SET TASK 1:
Answer these questions about the text on defending against Medusa ransomware:
(a) Whose techniques and tactics does the table represent?
(b) With multi-factor authentication enabled, what stops attackers who have stolen credentials from easily accessing the system?
(c) Which two actions does the account-auditing measure combine?
SET TASK 2:
Write a continuation of the text on defending against Medusa ransomware, starting after its last sentence.

SELECTED EXCERPT:
++++++

MITRE ATT&CK TACTICS AND TECHNIQUES  

Table representing technique and tactics employed by Medusa ransomware:

‍

Defense mechanisms

1. Implementing Multi-Factor Authentication
   ‍Using strong passwords and enabling multi-factor authentication (MFA) protects against Medusa ransomware by minimizing the risk of unauthorized access via compromised or weak credentials. Strong passwords reduce the likelihood of successful brute-force attacks, while MFA adds an extra layer of security, ensuring that even if credentials are stolen, attackers cannot easily access the system without the additional authentication factor.
2. Audit User Accounts
   ‍Eliminating inactive and unused user accounts, combined with auditing administrative privileges, mitigates Medusa ransomware risks by reducing the attack surface and potential entry points. This approach minimizes credential theft risks and ensures that only necessary access is granted, limiting opportunities for privilege escalation.

++++++

LISTED RECORDS:
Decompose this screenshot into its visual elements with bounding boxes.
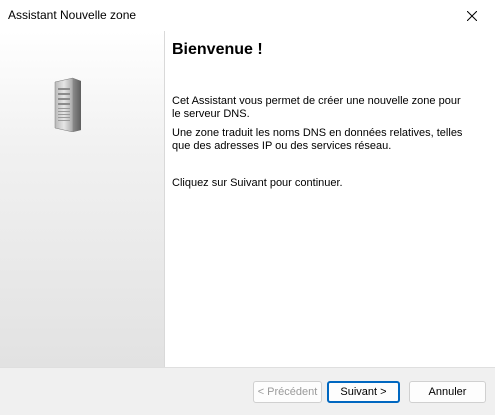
intro-text: Cet Assistant vous permet de créer une n… bbox=[172, 95, 461, 120]
wizard-content: Bienvenue ! Cet Assistant vous permet de… bbox=[172, 31, 490, 367]
title-bar: Assistant Nouvelle zone bbox=[0, 0, 495, 31]
close-icon bbox=[467, 10, 477, 21]
wizard-window: Assistant Nouvelle zone Bienvenue ! Cet … bbox=[0, 0, 495, 415]
page-title: Bienvenue ! bbox=[172, 41, 263, 58]
server-tower-icon bbox=[54, 77, 81, 132]
cancel-button[interactable]: Annuler bbox=[409, 381, 486, 403]
description-text: Une zone traduit les noms DNS en données… bbox=[172, 127, 463, 152]
back-button[interactable]: < Précédent bbox=[253, 381, 322, 403]
instruction-text: Cliquez sur Suivant pour continuer. bbox=[172, 177, 343, 189]
close-button[interactable] bbox=[449, 0, 495, 31]
button-bar: < Précédent Suivant > Annuler bbox=[0, 367, 495, 415]
next-button[interactable]: Suivant > bbox=[327, 381, 400, 403]
wizard-banner bbox=[0, 31, 165, 367]
window-title: Assistant Nouvelle zone bbox=[8, 8, 137, 22]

++++++

WRITTEN RESPONSE 1:
(a) Medusa ransomware's.
(b) The additional authentication factor.
(c) Eliminating inactive and unused user accounts, and auditing administrative privileges.

WRITTEN RESPONSE 2:
3. Use of updated software
   ‍Keeping software updated is crucial to avoid vulnerabilities that ransomware like Medusa can exploit. Regular updates apply the latest security patches, protecting against evolving threats and reducing the risk of exploitation.
4. Scheduling regular backups
   ‍Scheduling regular backups helps to mitigate the risk of Medusa ransomware by ensuring that critical data is consistently saved and can be restored in case of an attack. Frequent backups minimize the impact of data encryption, allowing recovery without paying ransom.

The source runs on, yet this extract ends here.